*Task objective*: Rewrite the lines below, changing every "noise-speckle" to "speck" and keeping everything else the same.

◇ ◇ ◇ ◇ ◇ ◇ ◇

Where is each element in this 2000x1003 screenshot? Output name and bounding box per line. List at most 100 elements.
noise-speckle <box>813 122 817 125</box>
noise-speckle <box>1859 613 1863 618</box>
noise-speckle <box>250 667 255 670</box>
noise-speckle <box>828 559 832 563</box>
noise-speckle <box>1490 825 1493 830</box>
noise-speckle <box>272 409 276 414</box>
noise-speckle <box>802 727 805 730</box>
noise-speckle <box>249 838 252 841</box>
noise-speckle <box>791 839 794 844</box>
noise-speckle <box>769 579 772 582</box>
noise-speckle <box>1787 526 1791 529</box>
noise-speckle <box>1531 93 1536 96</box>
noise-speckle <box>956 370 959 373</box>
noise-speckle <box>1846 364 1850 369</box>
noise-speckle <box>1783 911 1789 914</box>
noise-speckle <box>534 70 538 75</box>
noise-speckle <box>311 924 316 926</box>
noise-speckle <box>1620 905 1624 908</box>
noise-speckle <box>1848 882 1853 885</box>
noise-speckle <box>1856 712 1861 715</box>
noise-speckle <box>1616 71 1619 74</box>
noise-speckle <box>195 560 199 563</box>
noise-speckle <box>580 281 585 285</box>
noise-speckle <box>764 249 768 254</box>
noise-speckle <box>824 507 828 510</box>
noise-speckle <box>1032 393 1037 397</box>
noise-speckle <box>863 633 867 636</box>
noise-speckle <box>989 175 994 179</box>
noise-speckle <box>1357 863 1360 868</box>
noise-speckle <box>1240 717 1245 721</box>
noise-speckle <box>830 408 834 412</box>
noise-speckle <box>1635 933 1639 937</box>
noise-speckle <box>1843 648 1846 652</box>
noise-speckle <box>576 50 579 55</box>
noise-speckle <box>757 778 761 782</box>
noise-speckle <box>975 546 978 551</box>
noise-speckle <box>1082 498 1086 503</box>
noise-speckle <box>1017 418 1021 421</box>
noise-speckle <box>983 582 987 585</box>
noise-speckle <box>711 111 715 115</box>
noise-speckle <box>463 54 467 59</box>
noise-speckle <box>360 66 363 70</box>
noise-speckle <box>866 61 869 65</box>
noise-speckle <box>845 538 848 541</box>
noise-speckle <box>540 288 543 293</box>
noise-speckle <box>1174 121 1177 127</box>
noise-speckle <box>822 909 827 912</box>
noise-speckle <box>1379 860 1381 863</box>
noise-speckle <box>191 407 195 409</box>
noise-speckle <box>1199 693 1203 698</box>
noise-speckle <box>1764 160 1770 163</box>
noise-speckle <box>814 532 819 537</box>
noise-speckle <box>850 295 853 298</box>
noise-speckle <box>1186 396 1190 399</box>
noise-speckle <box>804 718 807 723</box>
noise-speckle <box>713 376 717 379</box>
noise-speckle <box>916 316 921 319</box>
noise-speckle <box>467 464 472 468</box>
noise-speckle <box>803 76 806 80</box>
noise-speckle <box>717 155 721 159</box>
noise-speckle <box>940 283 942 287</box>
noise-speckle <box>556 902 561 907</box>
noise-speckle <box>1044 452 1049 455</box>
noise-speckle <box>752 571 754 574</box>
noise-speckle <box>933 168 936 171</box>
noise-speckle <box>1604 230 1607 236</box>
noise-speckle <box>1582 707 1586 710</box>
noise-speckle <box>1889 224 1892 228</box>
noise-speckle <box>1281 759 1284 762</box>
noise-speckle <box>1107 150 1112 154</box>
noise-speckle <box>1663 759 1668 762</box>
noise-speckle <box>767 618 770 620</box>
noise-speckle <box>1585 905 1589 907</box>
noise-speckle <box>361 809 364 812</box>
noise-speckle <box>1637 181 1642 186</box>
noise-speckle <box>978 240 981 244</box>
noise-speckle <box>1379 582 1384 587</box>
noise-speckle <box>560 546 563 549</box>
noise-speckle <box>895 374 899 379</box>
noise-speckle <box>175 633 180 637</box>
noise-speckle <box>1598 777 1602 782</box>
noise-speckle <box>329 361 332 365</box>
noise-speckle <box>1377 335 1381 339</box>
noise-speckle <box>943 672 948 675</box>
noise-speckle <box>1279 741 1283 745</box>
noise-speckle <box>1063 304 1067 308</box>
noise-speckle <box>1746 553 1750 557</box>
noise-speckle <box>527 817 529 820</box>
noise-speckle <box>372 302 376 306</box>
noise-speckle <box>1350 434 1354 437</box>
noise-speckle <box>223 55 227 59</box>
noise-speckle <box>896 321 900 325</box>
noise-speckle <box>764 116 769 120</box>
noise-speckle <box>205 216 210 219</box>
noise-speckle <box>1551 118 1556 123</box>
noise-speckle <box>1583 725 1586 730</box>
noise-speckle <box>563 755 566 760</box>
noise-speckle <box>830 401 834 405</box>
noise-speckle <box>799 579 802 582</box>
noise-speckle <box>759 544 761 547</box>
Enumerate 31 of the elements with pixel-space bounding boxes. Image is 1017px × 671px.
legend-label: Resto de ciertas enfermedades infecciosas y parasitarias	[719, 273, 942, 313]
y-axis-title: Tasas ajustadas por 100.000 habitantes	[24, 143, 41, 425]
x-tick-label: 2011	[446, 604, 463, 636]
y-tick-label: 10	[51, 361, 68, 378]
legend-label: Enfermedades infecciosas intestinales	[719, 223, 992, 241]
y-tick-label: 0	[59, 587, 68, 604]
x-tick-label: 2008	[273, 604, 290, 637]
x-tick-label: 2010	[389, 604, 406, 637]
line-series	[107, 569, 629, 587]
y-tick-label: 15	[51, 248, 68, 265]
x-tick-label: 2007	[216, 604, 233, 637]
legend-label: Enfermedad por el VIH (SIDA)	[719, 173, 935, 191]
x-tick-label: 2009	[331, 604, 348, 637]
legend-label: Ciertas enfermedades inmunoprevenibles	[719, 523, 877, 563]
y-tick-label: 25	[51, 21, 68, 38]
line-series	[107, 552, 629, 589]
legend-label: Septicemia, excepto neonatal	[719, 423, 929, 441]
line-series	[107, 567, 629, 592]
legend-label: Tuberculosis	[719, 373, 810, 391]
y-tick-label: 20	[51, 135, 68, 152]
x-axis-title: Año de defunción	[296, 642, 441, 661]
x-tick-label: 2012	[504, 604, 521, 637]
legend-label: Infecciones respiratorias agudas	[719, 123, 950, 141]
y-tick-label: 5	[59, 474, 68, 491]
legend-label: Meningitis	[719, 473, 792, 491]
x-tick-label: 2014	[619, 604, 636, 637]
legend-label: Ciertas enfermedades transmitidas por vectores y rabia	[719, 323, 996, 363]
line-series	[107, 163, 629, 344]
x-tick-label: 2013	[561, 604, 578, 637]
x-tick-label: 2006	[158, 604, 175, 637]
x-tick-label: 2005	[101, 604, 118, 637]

◇ ◇ ◇ ◇ ◇ ◇ ◇

*Result for this exercise*:
Where is each element in this 2000x1003 screenshot? Output name and bounding box per line. List at most 100 elements.
speck <box>813 122 817 125</box>
speck <box>1859 613 1863 618</box>
speck <box>250 667 255 670</box>
speck <box>828 559 832 563</box>
speck <box>1490 825 1493 830</box>
speck <box>272 409 276 414</box>
speck <box>802 727 805 730</box>
speck <box>249 838 252 841</box>
speck <box>791 839 794 844</box>
speck <box>769 579 772 582</box>
speck <box>1787 526 1791 529</box>
speck <box>1531 93 1536 96</box>
speck <box>956 370 959 373</box>
speck <box>1846 364 1850 369</box>
speck <box>1783 911 1789 914</box>
speck <box>534 70 538 75</box>
speck <box>311 924 316 926</box>
speck <box>1620 905 1624 908</box>
speck <box>1848 882 1853 885</box>
speck <box>1856 712 1861 715</box>
speck <box>1616 71 1619 74</box>
speck <box>195 560 199 563</box>
speck <box>580 281 585 285</box>
speck <box>764 249 768 254</box>
speck <box>824 507 828 510</box>
speck <box>1032 393 1037 397</box>
speck <box>863 633 867 636</box>
speck <box>989 175 994 179</box>
speck <box>1357 863 1360 868</box>
speck <box>1240 717 1245 721</box>
speck <box>830 408 834 412</box>
speck <box>1635 933 1639 937</box>
speck <box>1843 648 1846 652</box>
speck <box>576 50 579 55</box>
speck <box>757 778 761 782</box>
speck <box>975 546 978 551</box>
speck <box>1082 498 1086 503</box>
speck <box>1017 418 1021 421</box>
speck <box>983 582 987 585</box>
speck <box>711 111 715 115</box>
speck <box>463 54 467 59</box>
speck <box>360 66 363 70</box>
speck <box>866 61 869 65</box>
speck <box>845 538 848 541</box>
speck <box>540 288 543 293</box>
speck <box>1174 121 1177 127</box>
speck <box>822 909 827 912</box>
speck <box>1379 860 1381 863</box>
speck <box>191 407 195 409</box>
speck <box>1199 693 1203 698</box>
speck <box>1764 160 1770 163</box>
speck <box>814 532 819 537</box>
speck <box>850 295 853 298</box>
speck <box>1186 396 1190 399</box>
speck <box>804 718 807 723</box>
speck <box>713 376 717 379</box>
speck <box>916 316 921 319</box>
speck <box>467 464 472 468</box>
speck <box>803 76 806 80</box>
speck <box>717 155 721 159</box>
speck <box>940 283 942 287</box>
speck <box>556 902 561 907</box>
speck <box>1044 452 1049 455</box>
speck <box>752 571 754 574</box>
speck <box>933 168 936 171</box>
speck <box>1604 230 1607 236</box>
speck <box>1582 707 1586 710</box>
speck <box>1889 224 1892 228</box>
speck <box>1281 759 1284 762</box>
speck <box>1107 150 1112 154</box>
speck <box>1663 759 1668 762</box>
speck <box>767 618 770 620</box>
speck <box>1585 905 1589 907</box>
speck <box>361 809 364 812</box>
speck <box>1637 181 1642 186</box>
speck <box>978 240 981 244</box>
speck <box>1379 582 1384 587</box>
speck <box>560 546 563 549</box>
speck <box>895 374 899 379</box>
speck <box>175 633 180 637</box>
speck <box>1598 777 1602 782</box>
speck <box>329 361 332 365</box>
speck <box>1377 335 1381 339</box>
speck <box>943 672 948 675</box>
speck <box>1279 741 1283 745</box>
speck <box>1063 304 1067 308</box>
speck <box>1746 553 1750 557</box>
speck <box>527 817 529 820</box>
speck <box>372 302 376 306</box>
speck <box>1350 434 1354 437</box>
speck <box>223 55 227 59</box>
speck <box>896 321 900 325</box>
speck <box>764 116 769 120</box>
speck <box>205 216 210 219</box>
speck <box>1551 118 1556 123</box>
speck <box>1583 725 1586 730</box>
speck <box>563 755 566 760</box>
speck <box>830 401 834 405</box>
speck <box>799 579 802 582</box>
speck <box>759 544 761 547</box>
Enumerate 31 of the elements with pixel-space bounding boxes. Image is 1017px × 671px.
legend-label: Resto de ciertas enfermedades infecciosas y parasitarias	[719, 273, 942, 313]
y-axis-title: Tasas ajustadas por 100.000 habitantes	[24, 143, 41, 425]
x-tick-label: 2011	[446, 604, 463, 636]
y-tick-label: 10	[51, 361, 68, 378]
legend-label: Enfermedades infecciosas intestinales	[719, 223, 992, 241]
y-tick-label: 0	[59, 587, 68, 604]
x-tick-label: 2008	[273, 604, 290, 637]
x-tick-label: 2010	[389, 604, 406, 637]
line-series	[107, 569, 629, 587]
y-tick-label: 15	[51, 248, 68, 265]
x-tick-label: 2007	[216, 604, 233, 637]
legend-label: Enfermedad por el VIH (SIDA)	[719, 173, 935, 191]
x-tick-label: 2009	[331, 604, 348, 637]
legend-label: Ciertas enfermedades inmunoprevenibles	[719, 523, 877, 563]
y-tick-label: 25	[51, 21, 68, 38]
line-series	[107, 552, 629, 589]
legend-label: Septicemia, excepto neonatal	[719, 423, 929, 441]
line-series	[107, 567, 629, 592]
legend-label: Tuberculosis	[719, 373, 810, 391]
y-tick-label: 20	[51, 135, 68, 152]
x-axis-title: Año de defunción	[296, 642, 441, 661]
x-tick-label: 2012	[504, 604, 521, 637]
legend-label: Infecciones respiratorias agudas	[719, 123, 950, 141]
y-tick-label: 5	[59, 474, 68, 491]
legend-label: Meningitis	[719, 473, 792, 491]
x-tick-label: 2014	[619, 604, 636, 637]
legend-label: Ciertas enfermedades transmitidas por vectores y rabia	[719, 323, 996, 363]
line-series	[107, 163, 629, 344]
x-tick-label: 2013	[561, 604, 578, 637]
x-tick-label: 2006	[158, 604, 175, 637]
x-tick-label: 2005	[101, 604, 118, 637]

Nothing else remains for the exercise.